Dataset excerpt:

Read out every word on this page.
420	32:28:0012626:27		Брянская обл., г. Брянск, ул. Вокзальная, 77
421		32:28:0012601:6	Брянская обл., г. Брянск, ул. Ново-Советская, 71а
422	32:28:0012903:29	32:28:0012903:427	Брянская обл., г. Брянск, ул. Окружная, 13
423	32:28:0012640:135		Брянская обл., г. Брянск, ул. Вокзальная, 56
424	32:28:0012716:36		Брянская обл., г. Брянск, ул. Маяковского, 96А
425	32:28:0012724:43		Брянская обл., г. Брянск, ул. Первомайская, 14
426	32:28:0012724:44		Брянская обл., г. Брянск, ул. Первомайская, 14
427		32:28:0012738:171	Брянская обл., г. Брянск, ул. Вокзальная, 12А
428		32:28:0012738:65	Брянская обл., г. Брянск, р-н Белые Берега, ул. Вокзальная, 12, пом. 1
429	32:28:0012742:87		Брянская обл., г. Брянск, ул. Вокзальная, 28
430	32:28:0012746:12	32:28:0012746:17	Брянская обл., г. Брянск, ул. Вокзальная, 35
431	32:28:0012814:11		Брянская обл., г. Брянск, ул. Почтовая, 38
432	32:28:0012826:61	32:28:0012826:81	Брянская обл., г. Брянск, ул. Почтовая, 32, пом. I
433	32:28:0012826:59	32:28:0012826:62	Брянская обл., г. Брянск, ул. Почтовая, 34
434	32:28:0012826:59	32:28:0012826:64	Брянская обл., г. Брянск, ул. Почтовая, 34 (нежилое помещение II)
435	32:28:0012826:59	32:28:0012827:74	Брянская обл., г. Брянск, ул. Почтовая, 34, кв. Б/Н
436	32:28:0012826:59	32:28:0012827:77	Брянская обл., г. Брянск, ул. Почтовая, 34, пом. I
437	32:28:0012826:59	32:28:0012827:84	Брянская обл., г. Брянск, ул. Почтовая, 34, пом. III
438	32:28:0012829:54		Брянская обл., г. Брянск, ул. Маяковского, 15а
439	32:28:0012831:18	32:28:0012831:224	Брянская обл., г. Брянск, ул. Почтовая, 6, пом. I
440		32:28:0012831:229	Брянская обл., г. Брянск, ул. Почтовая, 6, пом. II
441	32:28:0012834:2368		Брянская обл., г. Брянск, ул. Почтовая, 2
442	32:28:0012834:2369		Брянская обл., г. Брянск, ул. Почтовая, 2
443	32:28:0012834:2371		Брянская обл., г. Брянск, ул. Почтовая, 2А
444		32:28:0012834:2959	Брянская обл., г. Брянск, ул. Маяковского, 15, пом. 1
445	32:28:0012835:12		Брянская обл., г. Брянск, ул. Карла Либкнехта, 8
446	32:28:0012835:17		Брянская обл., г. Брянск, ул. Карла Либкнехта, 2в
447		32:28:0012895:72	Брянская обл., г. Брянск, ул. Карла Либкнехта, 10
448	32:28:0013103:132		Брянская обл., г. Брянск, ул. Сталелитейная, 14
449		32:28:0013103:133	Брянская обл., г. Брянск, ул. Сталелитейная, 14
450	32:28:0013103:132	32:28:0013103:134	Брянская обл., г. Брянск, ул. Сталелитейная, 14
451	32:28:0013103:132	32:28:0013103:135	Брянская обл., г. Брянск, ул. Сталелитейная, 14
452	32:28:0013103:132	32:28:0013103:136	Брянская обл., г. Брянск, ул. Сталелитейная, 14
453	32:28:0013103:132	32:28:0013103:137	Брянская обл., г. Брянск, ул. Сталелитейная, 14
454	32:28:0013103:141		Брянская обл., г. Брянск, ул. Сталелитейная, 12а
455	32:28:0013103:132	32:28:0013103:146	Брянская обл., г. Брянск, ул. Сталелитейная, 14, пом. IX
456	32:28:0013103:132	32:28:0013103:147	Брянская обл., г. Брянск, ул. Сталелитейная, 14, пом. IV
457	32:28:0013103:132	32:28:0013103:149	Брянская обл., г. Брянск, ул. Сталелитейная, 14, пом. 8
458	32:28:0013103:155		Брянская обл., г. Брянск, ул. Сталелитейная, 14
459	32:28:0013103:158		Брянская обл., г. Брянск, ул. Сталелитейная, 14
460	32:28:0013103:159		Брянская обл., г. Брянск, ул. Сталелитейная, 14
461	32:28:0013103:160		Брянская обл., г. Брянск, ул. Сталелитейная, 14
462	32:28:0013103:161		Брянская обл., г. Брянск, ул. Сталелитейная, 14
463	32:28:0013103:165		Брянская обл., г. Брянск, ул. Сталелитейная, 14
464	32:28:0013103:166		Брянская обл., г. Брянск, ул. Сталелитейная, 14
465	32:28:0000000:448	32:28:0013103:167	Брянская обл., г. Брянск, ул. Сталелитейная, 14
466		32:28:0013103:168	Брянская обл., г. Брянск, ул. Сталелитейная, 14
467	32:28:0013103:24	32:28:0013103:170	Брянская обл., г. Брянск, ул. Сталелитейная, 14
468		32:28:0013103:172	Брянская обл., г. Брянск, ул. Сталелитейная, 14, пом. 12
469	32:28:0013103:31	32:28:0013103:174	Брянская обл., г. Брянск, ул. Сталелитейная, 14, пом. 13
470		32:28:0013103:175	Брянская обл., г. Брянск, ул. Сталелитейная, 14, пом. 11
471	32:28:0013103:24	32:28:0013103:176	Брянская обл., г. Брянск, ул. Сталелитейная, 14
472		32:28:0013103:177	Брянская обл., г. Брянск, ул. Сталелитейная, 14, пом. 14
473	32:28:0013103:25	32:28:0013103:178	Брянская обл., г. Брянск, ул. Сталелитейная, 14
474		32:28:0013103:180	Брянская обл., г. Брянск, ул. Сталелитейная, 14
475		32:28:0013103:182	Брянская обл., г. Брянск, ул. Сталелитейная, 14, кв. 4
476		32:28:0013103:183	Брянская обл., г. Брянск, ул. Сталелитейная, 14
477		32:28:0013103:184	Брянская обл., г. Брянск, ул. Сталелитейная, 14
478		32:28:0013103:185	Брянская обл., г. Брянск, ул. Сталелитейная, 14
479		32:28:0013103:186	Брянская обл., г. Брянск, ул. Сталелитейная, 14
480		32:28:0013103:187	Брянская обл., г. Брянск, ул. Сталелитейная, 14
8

■ Task objective ■
Look through the entries above for the word "Первомайская". Copy every line where it shows up.

■ Answer below ■
425	32:28:0012724:43		Брянская обл., г. Брянск, ул. Первомайская, 14
426	32:28:0012724:44		Брянская обл., г. Брянск, ул. Первомайская, 14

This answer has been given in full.